• _Objective_
Keep the pictures out and restate every record exactly.

* * *

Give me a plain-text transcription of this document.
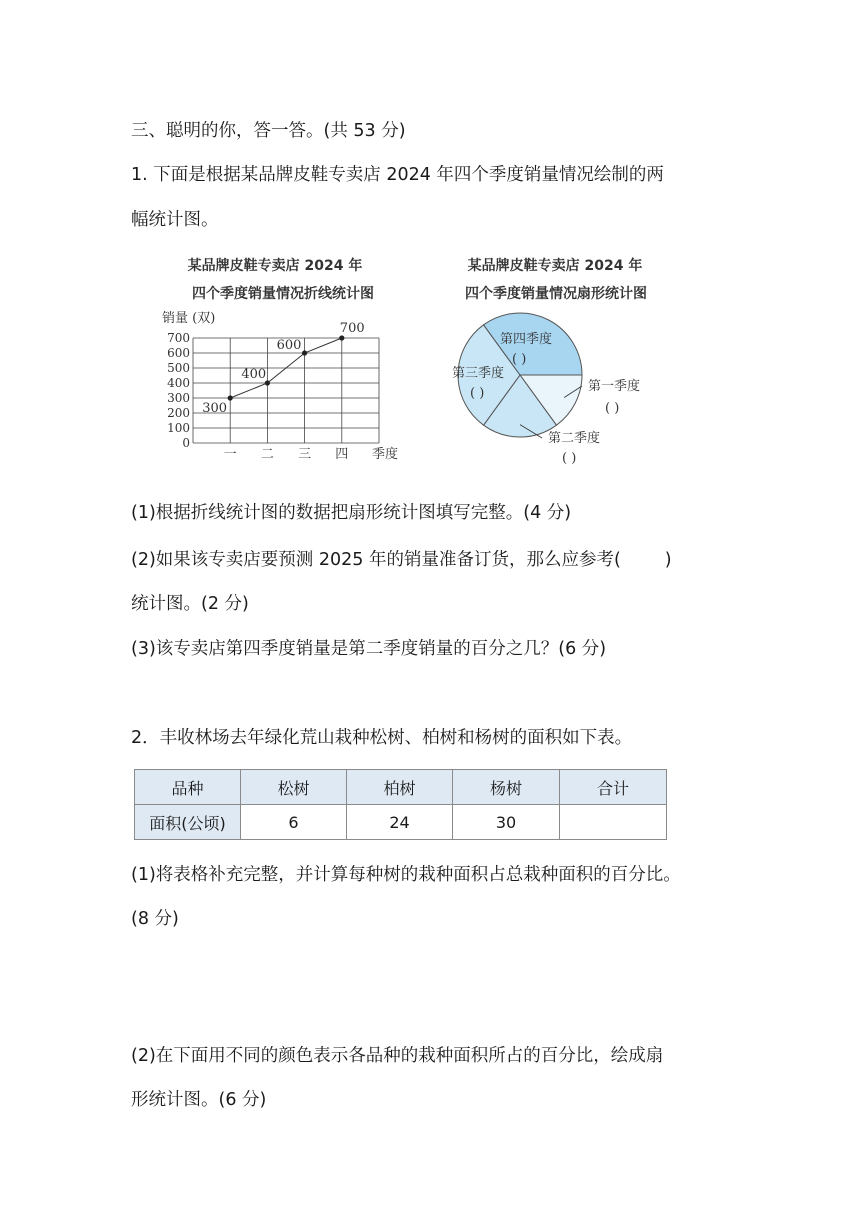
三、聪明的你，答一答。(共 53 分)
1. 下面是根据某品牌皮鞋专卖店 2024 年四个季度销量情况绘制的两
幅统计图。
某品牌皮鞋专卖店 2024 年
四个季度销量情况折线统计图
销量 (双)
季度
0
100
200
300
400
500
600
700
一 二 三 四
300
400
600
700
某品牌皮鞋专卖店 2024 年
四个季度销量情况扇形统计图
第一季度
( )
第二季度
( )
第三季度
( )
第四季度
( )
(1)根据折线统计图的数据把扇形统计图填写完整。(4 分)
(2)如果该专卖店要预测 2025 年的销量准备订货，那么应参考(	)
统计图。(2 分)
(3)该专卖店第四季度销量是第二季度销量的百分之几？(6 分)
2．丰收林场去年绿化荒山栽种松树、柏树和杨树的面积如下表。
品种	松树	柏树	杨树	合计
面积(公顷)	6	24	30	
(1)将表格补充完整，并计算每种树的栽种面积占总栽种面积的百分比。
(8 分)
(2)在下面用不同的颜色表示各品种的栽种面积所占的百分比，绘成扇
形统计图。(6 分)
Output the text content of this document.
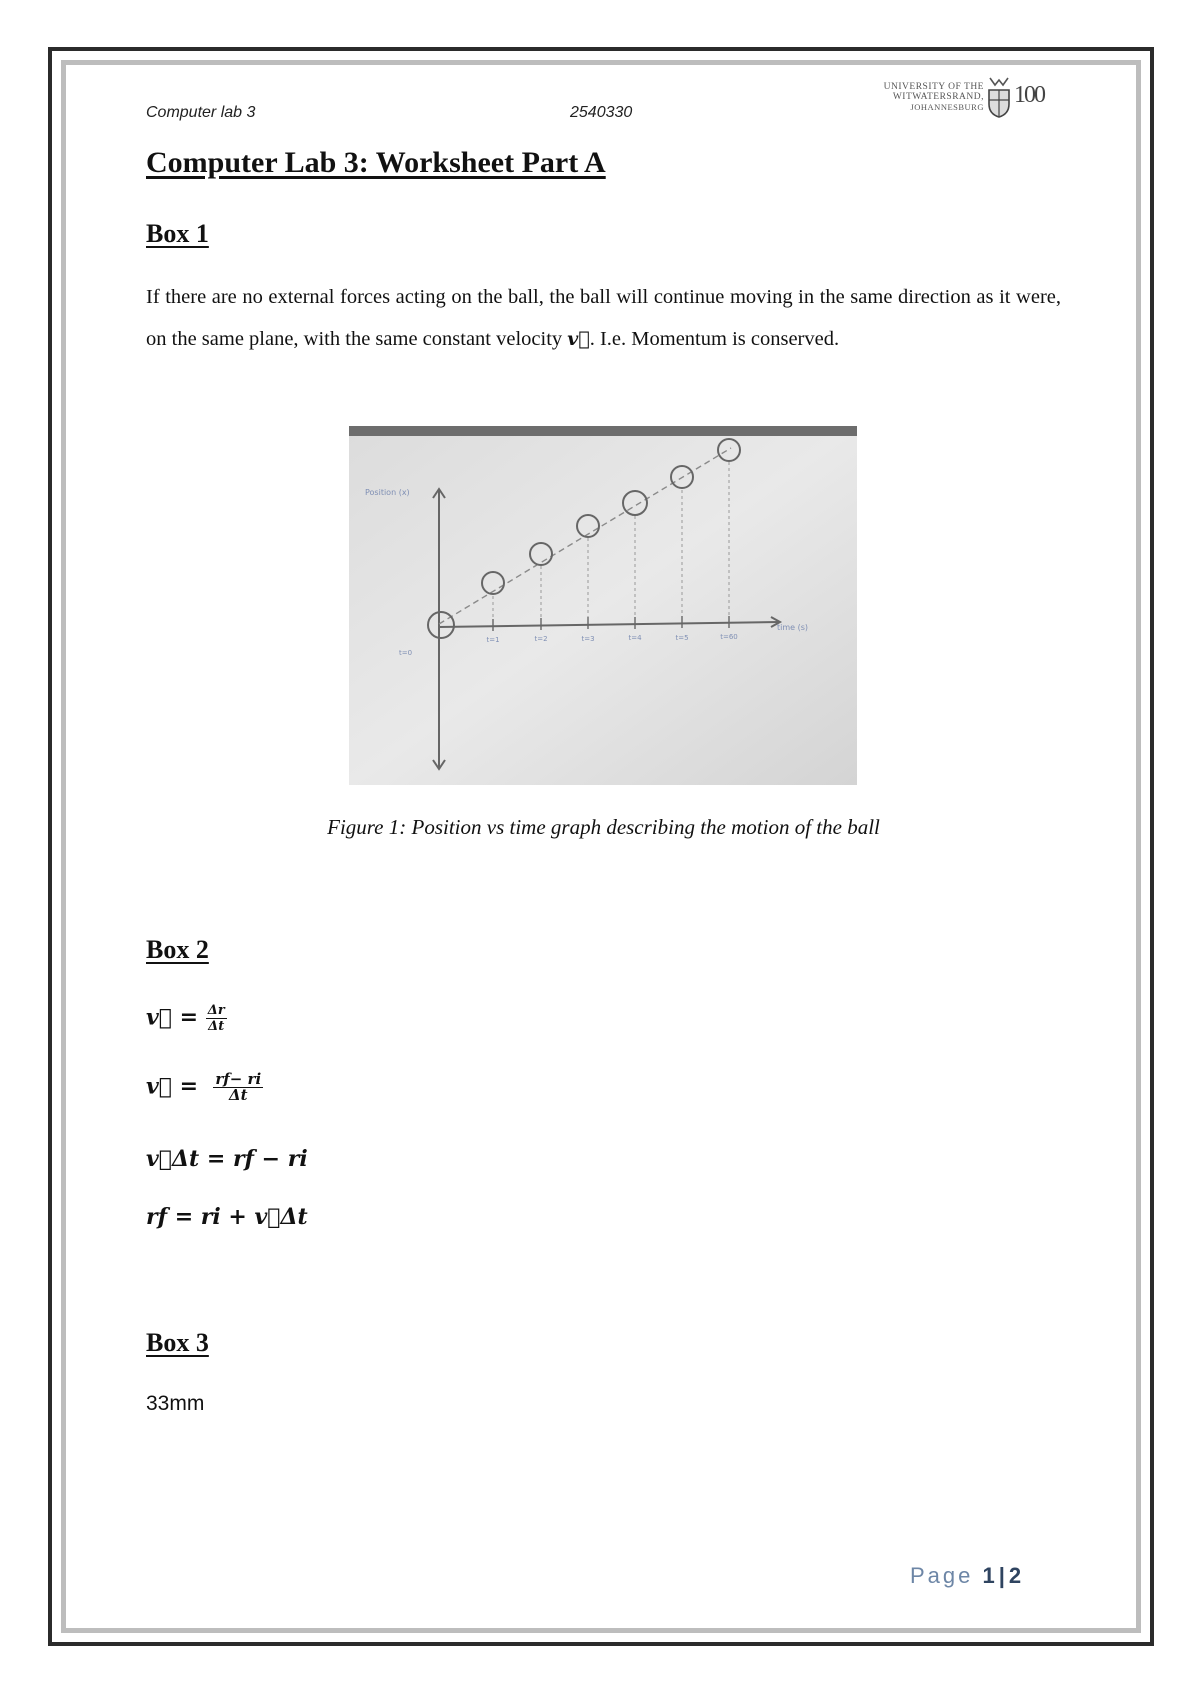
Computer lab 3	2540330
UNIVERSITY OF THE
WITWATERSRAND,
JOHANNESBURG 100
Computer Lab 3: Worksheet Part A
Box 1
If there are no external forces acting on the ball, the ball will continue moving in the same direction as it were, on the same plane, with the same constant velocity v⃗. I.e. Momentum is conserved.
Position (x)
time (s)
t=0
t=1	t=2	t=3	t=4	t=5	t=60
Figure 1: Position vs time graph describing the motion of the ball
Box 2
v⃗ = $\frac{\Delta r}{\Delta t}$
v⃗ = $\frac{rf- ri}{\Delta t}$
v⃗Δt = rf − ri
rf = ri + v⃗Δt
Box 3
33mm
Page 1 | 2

* * *

• _Complete response_
Give me a plain-text transcription of this document.
三、聪明的你，答一答。(共 53 分)
1. 下面是根据某品牌皮鞋专卖店 2024 年四个季度销量情况绘制的两
幅统计图。
某品牌皮鞋专卖店 2024 年
四个季度销量情况折线统计图
销量 (双)
季度
0
100
200
300
400
500
600
700
一 二 三 四
300
400
600
700
某品牌皮鞋专卖店 2024 年
四个季度销量情况扇形统计图
第一季度
( )
第二季度
( )
第三季度
( )
第四季度
( )
(1)根据折线统计图的数据把扇形统计图填写完整。(4 分)
(2)如果该专卖店要预测 2025 年的销量准备订货，那么应参考(	)
统计图。(2 分)
(3)该专卖店第四季度销量是第二季度销量的百分之几？(6 分)
2．丰收林场去年绿化荒山栽种松树、柏树和杨树的面积如下表。
品种	松树	柏树	杨树	合计
面积(公顷)	6	24	30	
(1)将表格补充完整，并计算每种树的栽种面积占总栽种面积的百分比。
(8 分)
(2)在下面用不同的颜色表示各品种的栽种面积所占的百分比，绘成扇
形统计图。(6 分)
Output the text content of this document.
Computer lab 3	2540330
UNIVERSITY OF THE
WITWATERSRAND,
JOHANNESBURG 100
Computer Lab 3: Worksheet Part A
Box 1
If there are no external forces acting on the ball, the ball will continue moving in the same direction as it were, on the same plane, with the same constant velocity v⃗. I.e. Momentum is conserved.
Position (x)
time (s)
t=0
t=1	t=2	t=3	t=4	t=5	t=60
Figure 1: Position vs time graph describing the motion of the ball
Box 2
v⃗ = $\frac{\Delta r}{\Delta t}$
v⃗ = $\frac{rf- ri}{\Delta t}$
v⃗Δt = rf − ri
rf = ri + v⃗Δt
Box 3
33mm
Page 1 | 2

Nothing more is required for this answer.